— BEGIN Material supplied —

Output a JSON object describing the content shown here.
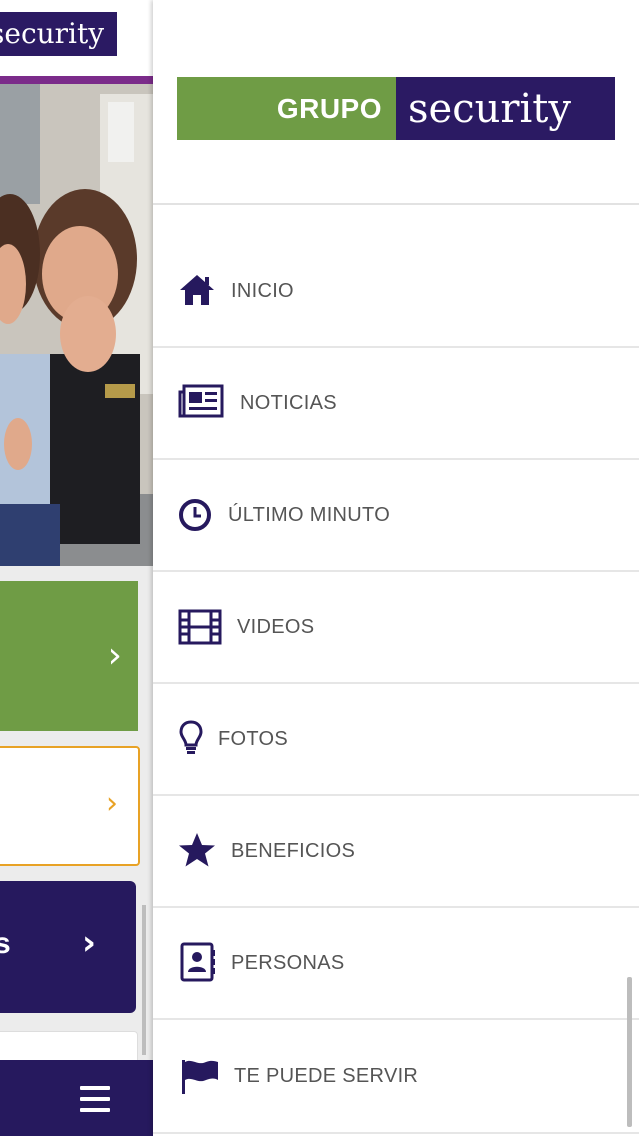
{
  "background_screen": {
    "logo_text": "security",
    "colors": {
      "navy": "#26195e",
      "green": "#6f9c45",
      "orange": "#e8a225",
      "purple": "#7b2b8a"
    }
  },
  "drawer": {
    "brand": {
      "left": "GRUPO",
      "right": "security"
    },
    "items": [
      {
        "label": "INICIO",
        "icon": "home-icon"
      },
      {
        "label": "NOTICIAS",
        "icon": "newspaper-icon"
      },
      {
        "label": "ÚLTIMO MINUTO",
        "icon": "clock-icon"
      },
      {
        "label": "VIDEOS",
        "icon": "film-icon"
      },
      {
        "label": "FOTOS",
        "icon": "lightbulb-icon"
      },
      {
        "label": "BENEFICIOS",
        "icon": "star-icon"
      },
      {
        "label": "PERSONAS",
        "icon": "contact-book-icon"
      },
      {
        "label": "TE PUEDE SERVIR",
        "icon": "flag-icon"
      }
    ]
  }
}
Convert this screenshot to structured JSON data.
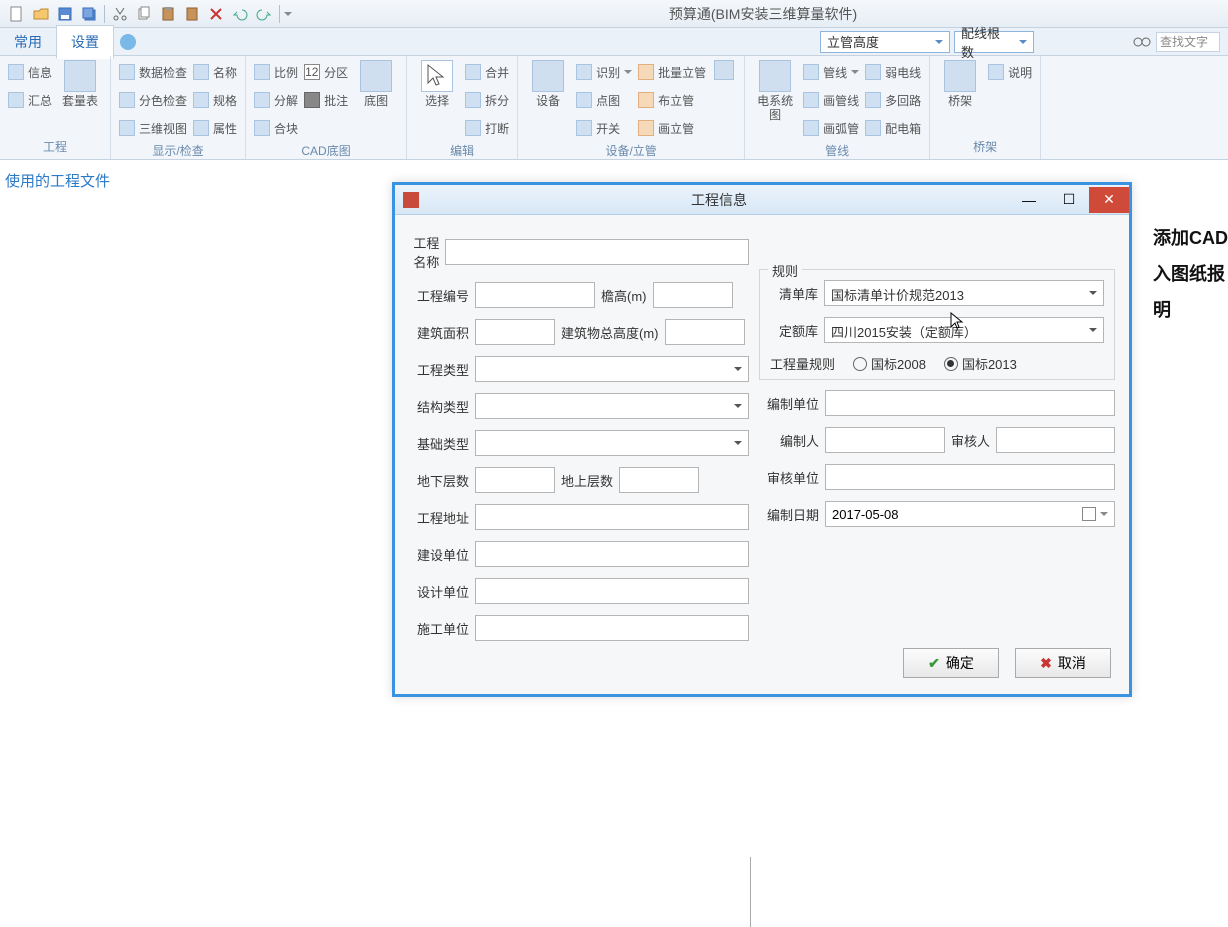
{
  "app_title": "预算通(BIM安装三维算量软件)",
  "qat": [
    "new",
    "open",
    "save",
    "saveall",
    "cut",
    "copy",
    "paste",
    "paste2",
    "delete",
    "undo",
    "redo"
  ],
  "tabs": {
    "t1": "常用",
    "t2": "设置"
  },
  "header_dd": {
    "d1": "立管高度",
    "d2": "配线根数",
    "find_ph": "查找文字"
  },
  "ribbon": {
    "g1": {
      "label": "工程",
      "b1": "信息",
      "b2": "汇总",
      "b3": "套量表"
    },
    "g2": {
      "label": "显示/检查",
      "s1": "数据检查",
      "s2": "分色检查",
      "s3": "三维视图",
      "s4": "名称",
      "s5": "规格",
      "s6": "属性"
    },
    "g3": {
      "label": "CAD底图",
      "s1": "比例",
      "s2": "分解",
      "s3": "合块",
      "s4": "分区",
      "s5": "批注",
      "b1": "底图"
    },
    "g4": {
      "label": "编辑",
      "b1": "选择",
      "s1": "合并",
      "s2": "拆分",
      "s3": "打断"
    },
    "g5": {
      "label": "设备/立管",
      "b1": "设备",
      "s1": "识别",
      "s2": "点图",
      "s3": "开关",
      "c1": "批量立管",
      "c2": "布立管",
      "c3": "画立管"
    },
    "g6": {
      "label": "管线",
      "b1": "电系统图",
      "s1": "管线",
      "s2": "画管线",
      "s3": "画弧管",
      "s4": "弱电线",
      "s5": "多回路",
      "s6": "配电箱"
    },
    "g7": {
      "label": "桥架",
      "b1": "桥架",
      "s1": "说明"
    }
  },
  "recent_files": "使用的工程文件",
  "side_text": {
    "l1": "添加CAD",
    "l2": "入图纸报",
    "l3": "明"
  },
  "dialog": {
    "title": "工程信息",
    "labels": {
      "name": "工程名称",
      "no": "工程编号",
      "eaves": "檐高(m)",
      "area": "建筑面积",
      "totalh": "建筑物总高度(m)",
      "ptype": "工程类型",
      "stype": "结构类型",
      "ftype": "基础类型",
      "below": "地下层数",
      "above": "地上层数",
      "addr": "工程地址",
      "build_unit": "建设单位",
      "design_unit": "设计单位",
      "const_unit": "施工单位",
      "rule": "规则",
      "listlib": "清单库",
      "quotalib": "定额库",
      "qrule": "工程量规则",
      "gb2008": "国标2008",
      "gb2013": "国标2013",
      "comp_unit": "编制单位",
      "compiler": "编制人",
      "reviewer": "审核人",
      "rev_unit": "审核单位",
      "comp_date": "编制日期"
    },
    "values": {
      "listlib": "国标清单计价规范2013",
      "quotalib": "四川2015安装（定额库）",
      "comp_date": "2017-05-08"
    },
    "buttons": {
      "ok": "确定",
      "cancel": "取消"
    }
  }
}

— END Material supplied —

Aim | Write out the whole listing exactly, and drop the pictures.

Full answer |
Output a JSON object describing the content shown here.
{
  "background_screen": {
    "logo_text": "security",
    "colors": {
      "navy": "#26195e",
      "green": "#6f9c45",
      "orange": "#e8a225",
      "purple": "#7b2b8a"
    }
  },
  "drawer": {
    "brand": {
      "left": "GRUPO",
      "right": "security"
    },
    "items": [
      {
        "label": "INICIO",
        "icon": "home-icon"
      },
      {
        "label": "NOTICIAS",
        "icon": "newspaper-icon"
      },
      {
        "label": "ÚLTIMO MINUTO",
        "icon": "clock-icon"
      },
      {
        "label": "VIDEOS",
        "icon": "film-icon"
      },
      {
        "label": "FOTOS",
        "icon": "lightbulb-icon"
      },
      {
        "label": "BENEFICIOS",
        "icon": "star-icon"
      },
      {
        "label": "PERSONAS",
        "icon": "contact-book-icon"
      },
      {
        "label": "TE PUEDE SERVIR",
        "icon": "flag-icon"
      }
    ]
  }
}
Convert this screenshot to structured JSON data.
{
  "app_title": "预算通(BIM安装三维算量软件)",
  "qat": [
    "new",
    "open",
    "save",
    "saveall",
    "cut",
    "copy",
    "paste",
    "paste2",
    "delete",
    "undo",
    "redo"
  ],
  "tabs": {
    "t1": "常用",
    "t2": "设置"
  },
  "header_dd": {
    "d1": "立管高度",
    "d2": "配线根数",
    "find_ph": "查找文字"
  },
  "ribbon": {
    "g1": {
      "label": "工程",
      "b1": "信息",
      "b2": "汇总",
      "b3": "套量表"
    },
    "g2": {
      "label": "显示/检查",
      "s1": "数据检查",
      "s2": "分色检查",
      "s3": "三维视图",
      "s4": "名称",
      "s5": "规格",
      "s6": "属性"
    },
    "g3": {
      "label": "CAD底图",
      "s1": "比例",
      "s2": "分解",
      "s3": "合块",
      "s4": "分区",
      "s5": "批注",
      "b1": "底图"
    },
    "g4": {
      "label": "编辑",
      "b1": "选择",
      "s1": "合并",
      "s2": "拆分",
      "s3": "打断"
    },
    "g5": {
      "label": "设备/立管",
      "b1": "设备",
      "s1": "识别",
      "s2": "点图",
      "s3": "开关",
      "c1": "批量立管",
      "c2": "布立管",
      "c3": "画立管"
    },
    "g6": {
      "label": "管线",
      "b1": "电系统图",
      "s1": "管线",
      "s2": "画管线",
      "s3": "画弧管",
      "s4": "弱电线",
      "s5": "多回路",
      "s6": "配电箱"
    },
    "g7": {
      "label": "桥架",
      "b1": "桥架",
      "s1": "说明"
    }
  },
  "recent_files": "使用的工程文件",
  "side_text": {
    "l1": "添加CAD",
    "l2": "入图纸报",
    "l3": "明"
  },
  "dialog": {
    "title": "工程信息",
    "labels": {
      "name": "工程名称",
      "no": "工程编号",
      "eaves": "檐高(m)",
      "area": "建筑面积",
      "totalh": "建筑物总高度(m)",
      "ptype": "工程类型",
      "stype": "结构类型",
      "ftype": "基础类型",
      "below": "地下层数",
      "above": "地上层数",
      "addr": "工程地址",
      "build_unit": "建设单位",
      "design_unit": "设计单位",
      "const_unit": "施工单位",
      "rule": "规则",
      "listlib": "清单库",
      "quotalib": "定额库",
      "qrule": "工程量规则",
      "gb2008": "国标2008",
      "gb2013": "国标2013",
      "comp_unit": "编制单位",
      "compiler": "编制人",
      "reviewer": "审核人",
      "rev_unit": "审核单位",
      "comp_date": "编制日期"
    },
    "values": {
      "listlib": "国标清单计价规范2013",
      "quotalib": "四川2015安装（定额库）",
      "comp_date": "2017-05-08"
    },
    "buttons": {
      "ok": "确定",
      "cancel": "取消"
    }
  }
}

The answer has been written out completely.